● **Objective**
In the listing below, find every line containing "LOREM" and copy it out.

** Start Data rows **

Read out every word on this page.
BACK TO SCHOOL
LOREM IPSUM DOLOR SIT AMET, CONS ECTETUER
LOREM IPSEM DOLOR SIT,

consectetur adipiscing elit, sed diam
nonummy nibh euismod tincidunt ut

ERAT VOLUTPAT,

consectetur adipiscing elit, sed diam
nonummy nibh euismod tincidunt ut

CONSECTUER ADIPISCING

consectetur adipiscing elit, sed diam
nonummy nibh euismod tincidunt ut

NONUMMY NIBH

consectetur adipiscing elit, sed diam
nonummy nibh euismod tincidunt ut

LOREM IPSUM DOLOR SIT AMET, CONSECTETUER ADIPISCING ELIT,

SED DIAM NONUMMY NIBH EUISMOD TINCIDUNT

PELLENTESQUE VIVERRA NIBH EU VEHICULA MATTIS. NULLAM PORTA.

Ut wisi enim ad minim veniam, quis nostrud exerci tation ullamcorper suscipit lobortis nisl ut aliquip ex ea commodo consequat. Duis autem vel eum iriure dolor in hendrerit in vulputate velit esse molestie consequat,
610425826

** End Data rows **

● **Solution for this exercise**
LOREM IPSUM DOLOR SIT AMET, CONS ECTETUER
LOREM IPSEM DOLOR SIT,
LOREM IPSUM DOLOR SIT AMET, CONSECTETUER ADIPISCING ELIT,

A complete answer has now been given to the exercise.